Entries from a dataset:
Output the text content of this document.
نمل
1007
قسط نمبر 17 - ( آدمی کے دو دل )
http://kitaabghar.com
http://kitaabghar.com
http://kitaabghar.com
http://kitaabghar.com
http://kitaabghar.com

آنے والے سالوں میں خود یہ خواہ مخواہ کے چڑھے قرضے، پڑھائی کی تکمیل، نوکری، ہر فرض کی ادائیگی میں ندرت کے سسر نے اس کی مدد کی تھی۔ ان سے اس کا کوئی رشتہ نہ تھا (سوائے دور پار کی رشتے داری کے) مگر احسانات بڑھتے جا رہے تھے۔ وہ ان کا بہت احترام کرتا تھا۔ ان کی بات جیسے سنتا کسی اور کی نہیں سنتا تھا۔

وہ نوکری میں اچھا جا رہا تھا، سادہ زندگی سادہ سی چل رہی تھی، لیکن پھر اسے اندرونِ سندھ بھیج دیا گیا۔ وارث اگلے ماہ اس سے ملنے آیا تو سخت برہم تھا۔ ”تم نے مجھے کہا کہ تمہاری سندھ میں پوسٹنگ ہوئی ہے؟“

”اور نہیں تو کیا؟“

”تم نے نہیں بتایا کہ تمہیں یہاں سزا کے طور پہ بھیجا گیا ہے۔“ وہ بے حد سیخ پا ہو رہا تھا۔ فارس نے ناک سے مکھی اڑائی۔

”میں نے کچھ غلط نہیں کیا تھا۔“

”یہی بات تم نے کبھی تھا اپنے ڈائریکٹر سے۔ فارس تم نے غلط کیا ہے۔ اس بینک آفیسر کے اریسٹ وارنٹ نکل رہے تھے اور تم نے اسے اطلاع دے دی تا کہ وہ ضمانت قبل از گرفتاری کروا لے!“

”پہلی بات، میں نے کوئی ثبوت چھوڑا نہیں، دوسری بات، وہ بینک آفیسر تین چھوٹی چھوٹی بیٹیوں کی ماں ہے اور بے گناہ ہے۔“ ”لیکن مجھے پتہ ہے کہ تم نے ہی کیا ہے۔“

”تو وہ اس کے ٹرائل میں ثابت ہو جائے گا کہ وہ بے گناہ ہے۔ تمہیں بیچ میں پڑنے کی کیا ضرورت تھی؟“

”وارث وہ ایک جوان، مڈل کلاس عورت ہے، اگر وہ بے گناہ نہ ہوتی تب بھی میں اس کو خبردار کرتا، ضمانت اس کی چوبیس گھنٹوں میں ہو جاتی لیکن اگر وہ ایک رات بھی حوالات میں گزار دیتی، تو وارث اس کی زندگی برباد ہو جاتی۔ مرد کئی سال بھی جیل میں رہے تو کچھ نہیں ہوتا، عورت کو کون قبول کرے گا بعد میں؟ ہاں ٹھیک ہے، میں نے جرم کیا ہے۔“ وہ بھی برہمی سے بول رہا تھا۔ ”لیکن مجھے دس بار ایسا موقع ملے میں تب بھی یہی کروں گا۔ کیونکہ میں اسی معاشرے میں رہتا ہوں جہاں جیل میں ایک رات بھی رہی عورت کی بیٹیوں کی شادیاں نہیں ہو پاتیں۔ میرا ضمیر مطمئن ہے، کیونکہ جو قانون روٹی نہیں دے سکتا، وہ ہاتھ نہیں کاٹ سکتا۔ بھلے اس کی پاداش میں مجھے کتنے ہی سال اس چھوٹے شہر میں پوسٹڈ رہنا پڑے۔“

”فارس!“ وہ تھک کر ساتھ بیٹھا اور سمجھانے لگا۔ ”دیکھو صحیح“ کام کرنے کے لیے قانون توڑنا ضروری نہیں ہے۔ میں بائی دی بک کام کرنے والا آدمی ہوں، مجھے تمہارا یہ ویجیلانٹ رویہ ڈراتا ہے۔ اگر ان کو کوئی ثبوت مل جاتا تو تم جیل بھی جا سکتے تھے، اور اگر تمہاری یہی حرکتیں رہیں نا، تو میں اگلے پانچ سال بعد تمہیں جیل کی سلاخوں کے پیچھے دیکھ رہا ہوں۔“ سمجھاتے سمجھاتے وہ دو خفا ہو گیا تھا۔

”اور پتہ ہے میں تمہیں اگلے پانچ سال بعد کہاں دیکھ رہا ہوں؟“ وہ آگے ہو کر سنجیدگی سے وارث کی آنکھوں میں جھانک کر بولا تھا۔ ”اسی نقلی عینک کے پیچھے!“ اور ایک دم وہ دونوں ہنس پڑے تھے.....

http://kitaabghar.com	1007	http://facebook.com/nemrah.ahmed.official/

:: Exercise details ::
The listing above must be transcribed exactly, line by line.

:: Exercise response ::
Output the text content of this document.
نمل
1007
قسط نمبر 17 - ( آدمی کے دو دل )
http://kitaabghar.com
http://kitaabghar.com
http://kitaabghar.com
http://kitaabghar.com
http://kitaabghar.com

آنے والے سالوں میں خود یہ خواہ مخواہ کے چڑھے قرضے، پڑھائی کی تکمیل، نوکری، ہر فرض کی ادائیگی میں ندرت کے سسر نے اس کی مدد کی تھی۔ ان سے اس کا کوئی رشتہ نہ تھا (سوائے دور پار کی رشتے داری کے) مگر احسانات بڑھتے جا رہے تھے۔ وہ ان کا بہت احترام کرتا تھا۔ ان کی بات جیسے سنتا کسی اور کی نہیں سنتا تھا۔

وہ نوکری میں اچھا جا رہا تھا، سادہ زندگی سادہ سی چل رہی تھی، لیکن پھر اسے اندرونِ سندھ بھیج دیا گیا۔ وارث اگلے ماہ اس سے ملنے آیا تو سخت برہم تھا۔ ”تم نے مجھے کہا کہ تمہاری سندھ میں پوسٹنگ ہوئی ہے؟“

”اور نہیں تو کیا؟“

”تم نے نہیں بتایا کہ تمہیں یہاں سزا کے طور پہ بھیجا گیا ہے۔“ وہ بے حد سیخ پا ہو رہا تھا۔ فارس نے ناک سے مکھی اڑائی۔

”میں نے کچھ غلط نہیں کیا تھا۔“

”یہی بات تم نے کبھی تھا اپنے ڈائریکٹر سے۔ فارس تم نے غلط کیا ہے۔ اس بینک آفیسر کے اریسٹ وارنٹ نکل رہے تھے اور تم نے اسے اطلاع دے دی تا کہ وہ ضمانت قبل از گرفتاری کروا لے!“

”پہلی بات، میں نے کوئی ثبوت چھوڑا نہیں، دوسری بات، وہ بینک آفیسر تین چھوٹی چھوٹی بیٹیوں کی ماں ہے اور بے گناہ ہے۔“ ”لیکن مجھے پتہ ہے کہ تم نے ہی کیا ہے۔“

”تو وہ اس کے ٹرائل میں ثابت ہو جائے گا کہ وہ بے گناہ ہے۔ تمہیں بیچ میں پڑنے کی کیا ضرورت تھی؟“

”وارث وہ ایک جوان، مڈل کلاس عورت ہے، اگر وہ بے گناہ نہ ہوتی تب بھی میں اس کو خبردار کرتا، ضمانت اس کی چوبیس گھنٹوں میں ہو جاتی لیکن اگر وہ ایک رات بھی حوالات میں گزار دیتی، تو وارث اس کی زندگی برباد ہو جاتی۔ مرد کئی سال بھی جیل میں رہے تو کچھ نہیں ہوتا، عورت کو کون قبول کرے گا بعد میں؟ ہاں ٹھیک ہے، میں نے جرم کیا ہے۔“ وہ بھی برہمی سے بول رہا تھا۔ ”لیکن مجھے دس بار ایسا موقع ملے میں تب بھی یہی کروں گا۔ کیونکہ میں اسی معاشرے میں رہتا ہوں جہاں جیل میں ایک رات بھی رہی عورت کی بیٹیوں کی شادیاں نہیں ہو پاتیں۔ میرا ضمیر مطمئن ہے، کیونکہ جو قانون روٹی نہیں دے سکتا، وہ ہاتھ نہیں کاٹ سکتا۔ بھلے اس کی پاداش میں مجھے کتنے ہی سال اس چھوٹے شہر میں پوسٹڈ رہنا پڑے۔“

”فارس!“ وہ تھک کر ساتھ بیٹھا اور سمجھانے لگا۔ ”دیکھو صحیح“ کام کرنے کے لیے قانون توڑنا ضروری نہیں ہے۔ میں بائی دی بک کام کرنے والا آدمی ہوں، مجھے تمہارا یہ ویجیلانٹ رویہ ڈراتا ہے۔ اگر ان کو کوئی ثبوت مل جاتا تو تم جیل بھی جا سکتے تھے، اور اگر تمہاری یہی حرکتیں رہیں نا، تو میں اگلے پانچ سال بعد تمہیں جیل کی سلاخوں کے پیچھے دیکھ رہا ہوں۔“ سمجھاتے سمجھاتے وہ دو خفا ہو گیا تھا۔

”اور پتہ ہے میں تمہیں اگلے پانچ سال بعد کہاں دیکھ رہا ہوں؟“ وہ آگے ہو کر سنجیدگی سے وارث کی آنکھوں میں جھانک کر بولا تھا۔ ”اسی نقلی عینک کے پیچھے!“ اور ایک دم وہ دونوں ہنس پڑے تھے.....

http://kitaabghar.com	1007	http://facebook.com/nemrah.ahmed.official/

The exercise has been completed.